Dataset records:
┄┄┄┄┄┄┄┄┄┄
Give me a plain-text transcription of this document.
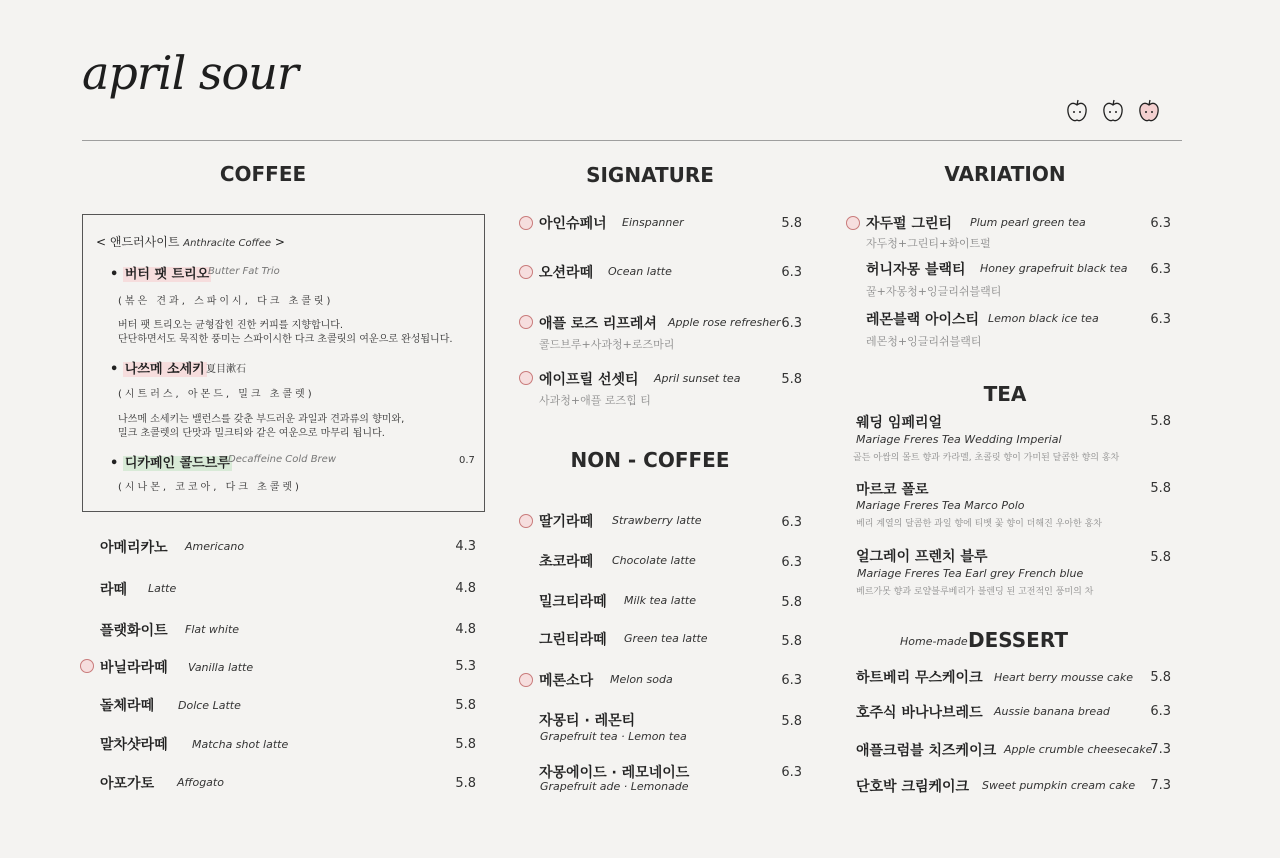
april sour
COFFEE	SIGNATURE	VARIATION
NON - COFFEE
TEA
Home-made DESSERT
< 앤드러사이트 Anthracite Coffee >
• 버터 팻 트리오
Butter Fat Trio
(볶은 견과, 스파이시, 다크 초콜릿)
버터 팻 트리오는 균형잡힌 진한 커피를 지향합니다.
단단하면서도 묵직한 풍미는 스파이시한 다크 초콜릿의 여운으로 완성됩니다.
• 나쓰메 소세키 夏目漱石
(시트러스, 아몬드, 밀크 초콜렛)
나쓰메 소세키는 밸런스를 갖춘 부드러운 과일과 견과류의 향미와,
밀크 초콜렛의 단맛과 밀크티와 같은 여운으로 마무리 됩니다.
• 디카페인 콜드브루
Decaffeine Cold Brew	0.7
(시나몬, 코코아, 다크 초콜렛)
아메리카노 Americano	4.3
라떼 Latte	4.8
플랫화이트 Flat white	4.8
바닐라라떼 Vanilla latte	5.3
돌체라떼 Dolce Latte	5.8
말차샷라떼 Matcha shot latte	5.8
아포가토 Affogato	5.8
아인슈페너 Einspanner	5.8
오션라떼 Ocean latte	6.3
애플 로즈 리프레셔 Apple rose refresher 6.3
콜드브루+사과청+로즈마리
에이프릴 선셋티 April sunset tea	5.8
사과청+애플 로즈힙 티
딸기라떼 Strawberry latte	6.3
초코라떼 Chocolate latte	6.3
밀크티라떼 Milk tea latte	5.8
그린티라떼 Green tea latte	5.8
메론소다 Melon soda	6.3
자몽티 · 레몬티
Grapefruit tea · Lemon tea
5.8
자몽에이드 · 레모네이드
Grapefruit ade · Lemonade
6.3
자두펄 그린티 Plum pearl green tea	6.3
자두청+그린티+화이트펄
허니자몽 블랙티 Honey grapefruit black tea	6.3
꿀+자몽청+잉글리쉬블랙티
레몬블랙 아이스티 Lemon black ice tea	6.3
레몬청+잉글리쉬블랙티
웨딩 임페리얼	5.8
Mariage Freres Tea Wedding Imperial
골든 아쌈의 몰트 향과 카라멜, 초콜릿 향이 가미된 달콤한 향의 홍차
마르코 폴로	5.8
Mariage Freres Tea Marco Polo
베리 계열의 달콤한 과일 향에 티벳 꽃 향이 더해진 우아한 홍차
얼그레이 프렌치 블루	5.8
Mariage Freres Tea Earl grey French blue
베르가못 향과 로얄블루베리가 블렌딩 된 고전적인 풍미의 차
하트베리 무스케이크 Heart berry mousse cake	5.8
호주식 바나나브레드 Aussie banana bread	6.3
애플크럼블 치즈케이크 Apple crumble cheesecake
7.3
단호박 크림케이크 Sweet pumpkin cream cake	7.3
┄┄┄┄┄┄┄┄┄┄
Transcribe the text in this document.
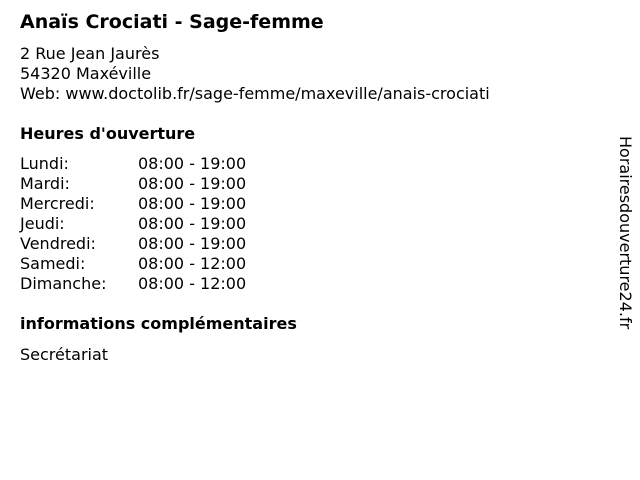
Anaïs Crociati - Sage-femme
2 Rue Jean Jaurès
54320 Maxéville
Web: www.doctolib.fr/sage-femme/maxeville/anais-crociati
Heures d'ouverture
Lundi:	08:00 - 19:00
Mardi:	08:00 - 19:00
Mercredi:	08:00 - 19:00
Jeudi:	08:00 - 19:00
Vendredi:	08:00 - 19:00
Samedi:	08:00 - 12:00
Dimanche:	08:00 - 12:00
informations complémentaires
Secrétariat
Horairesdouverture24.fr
┄┄┄┄┄┄┄┄┄┄
Exercise aim ->
In the entries above, find every line with the word "여운으로" and list it.

Answer to the task ->
단단하면서도 묵직한 풍미는 스파이시한 다크 초콜릿의 여운으로 완성됩니다.
밀크 초콜렛의 단맛과 밀크티와 같은 여운으로 마무리 됩니다.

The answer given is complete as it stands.